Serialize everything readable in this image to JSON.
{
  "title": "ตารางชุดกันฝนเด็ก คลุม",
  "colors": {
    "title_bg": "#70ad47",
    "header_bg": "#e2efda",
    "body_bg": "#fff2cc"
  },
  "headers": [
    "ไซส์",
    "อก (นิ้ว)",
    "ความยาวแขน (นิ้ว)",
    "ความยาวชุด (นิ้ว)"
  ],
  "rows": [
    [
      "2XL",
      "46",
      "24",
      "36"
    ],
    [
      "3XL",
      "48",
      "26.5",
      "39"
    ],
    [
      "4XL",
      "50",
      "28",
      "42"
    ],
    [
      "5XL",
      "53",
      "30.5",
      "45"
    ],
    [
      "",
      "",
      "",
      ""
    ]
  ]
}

◇ ◇ ◇ ◇ ◇ ◇ ◇

DIRECTIVE
Restate the records, all of them, precisely as written.

EXPECTED OUTPUT
Serialize everything readable in this image to JSON.
{
  "title": "ตารางชุดกันฝนเด็ก คลุม",
  "colors": {
    "title_bg": "#70ad47",
    "header_bg": "#e2efda",
    "body_bg": "#fff2cc"
  },
  "headers": [
    "ไซส์",
    "อก (นิ้ว)",
    "ความยาวแขน (นิ้ว)",
    "ความยาวชุด (นิ้ว)"
  ],
  "rows": [
    [
      "2XL",
      "46",
      "24",
      "36"
    ],
    [
      "3XL",
      "48",
      "26.5",
      "39"
    ],
    [
      "4XL",
      "50",
      "28",
      "42"
    ],
    [
      "5XL",
      "53",
      "30.5",
      "45"
    ],
    [
      "",
      "",
      "",
      ""
    ]
  ]
}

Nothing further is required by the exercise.